== DATA PROVIDED ==

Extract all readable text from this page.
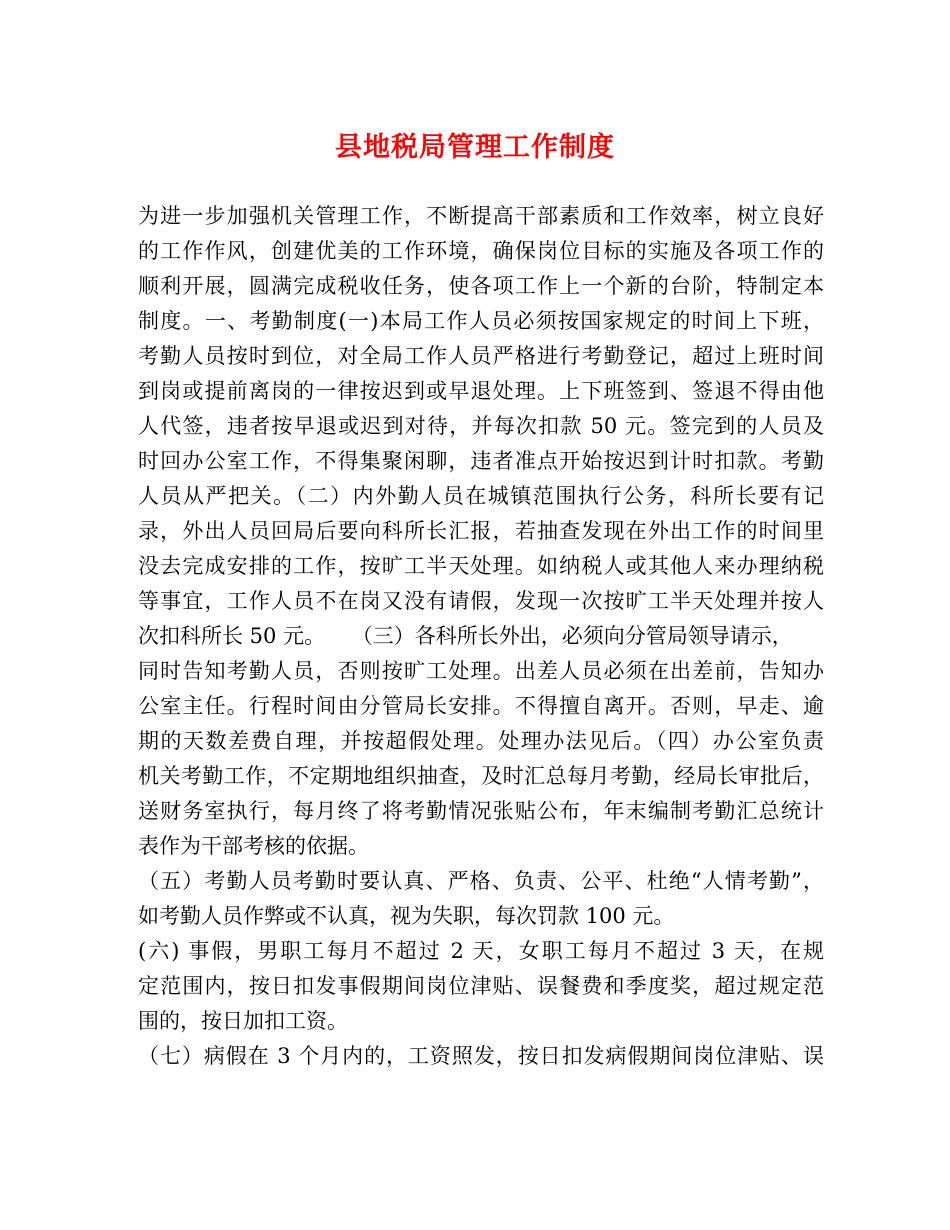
县地税局管理工作制度
为进一步加强机关管理工作，不断提高干部素质和工作效率，树立良好
的工作作风，创建优美的工作环境，确保岗位目标的实施及各项工作的
顺利开展，圆满完成税收任务，使各项工作上一个新的台阶，特制定本
制度。一、考勤制度(一)本局工作人员必须按国家规定的时间上下班，
考勤人员按时到位，对全局工作人员严格进行考勤登记，超过上班时间
到岗或提前离岗的一律按迟到或早退处理。上下班签到、签退不得由他
人代签，违者按早退或迟到对待，并每次扣款 50 元。签完到的人员及
时回办公室工作，不得集聚闲聊，违者准点开始按迟到计时扣款。考勤
人员从严把关。（二）内外勤人员在城镇范围执行公务，科所长要有记
录，外出人员回局后要向科所长汇报，若抽查发现在外出工作的时间里
没去完成安排的工作，按旷工半天处理。如纳税人或其他人来办理纳税
等事宜，工作人员不在岗又没有请假，发现一次按旷工半天处理并按人
次扣科所长 50 元。    （三）各科所长外出，必须向分管局领导请示，
同时告知考勤人员，否则按旷工处理。出差人员必须在出差前，告知办
公室主任。行程时间由分管局长安排。不得擅自离开。否则，早走、逾
期的天数差费自理，并按超假处理。处理办法见后。（四）办公室负责
机关考勤工作，不定期地组织抽查，及时汇总每月考勤，经局长审批后，
送财务室执行，每月终了将考勤情况张贴公布，年末编制考勤汇总统计
表作为干部考核的依据。
（五）考勤人员考勤时要认真、严格、负责、公平、杜绝“人情考勤”，
如考勤人员作弊或不认真，视为失职，每次罚款 100 元。
(六) 事假，男职工每月不超过 2 天，女职工每月不超过 3 天，在规
定范围内，按日扣发事假期间岗位津贴、误餐费和季度奖，超过规定范
围的，按日加扣工资。
（七）病假在 3 个月内的，工资照发，按日扣发病假期间岗位津贴、误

===

_DESCRIPTION OF THE TASK_. All the lines above are to be given again exactly as they read, with the pictures removed.

_EXERCISE RESULT_.
Extract all readable text from this page.
县地税局管理工作制度
为进一步加强机关管理工作，不断提高干部素质和工作效率，树立良好
的工作作风，创建优美的工作环境，确保岗位目标的实施及各项工作的
顺利开展，圆满完成税收任务，使各项工作上一个新的台阶，特制定本
制度。一、考勤制度(一)本局工作人员必须按国家规定的时间上下班，
考勤人员按时到位，对全局工作人员严格进行考勤登记，超过上班时间
到岗或提前离岗的一律按迟到或早退处理。上下班签到、签退不得由他
人代签，违者按早退或迟到对待，并每次扣款 50 元。签完到的人员及
时回办公室工作，不得集聚闲聊，违者准点开始按迟到计时扣款。考勤
人员从严把关。（二）内外勤人员在城镇范围执行公务，科所长要有记
录，外出人员回局后要向科所长汇报，若抽查发现在外出工作的时间里
没去完成安排的工作，按旷工半天处理。如纳税人或其他人来办理纳税
等事宜，工作人员不在岗又没有请假，发现一次按旷工半天处理并按人
次扣科所长 50 元。    （三）各科所长外出，必须向分管局领导请示，
同时告知考勤人员，否则按旷工处理。出差人员必须在出差前，告知办
公室主任。行程时间由分管局长安排。不得擅自离开。否则，早走、逾
期的天数差费自理，并按超假处理。处理办法见后。（四）办公室负责
机关考勤工作，不定期地组织抽查，及时汇总每月考勤，经局长审批后，
送财务室执行，每月终了将考勤情况张贴公布，年末编制考勤汇总统计
表作为干部考核的依据。
（五）考勤人员考勤时要认真、严格、负责、公平、杜绝“人情考勤”，
如考勤人员作弊或不认真，视为失职，每次罚款 100 元。
(六) 事假，男职工每月不超过 2 天，女职工每月不超过 3 天，在规
定范围内，按日扣发事假期间岗位津贴、误餐费和季度奖，超过规定范
围的，按日加扣工资。
（七）病假在 3 个月内的，工资照发，按日扣发病假期间岗位津贴、误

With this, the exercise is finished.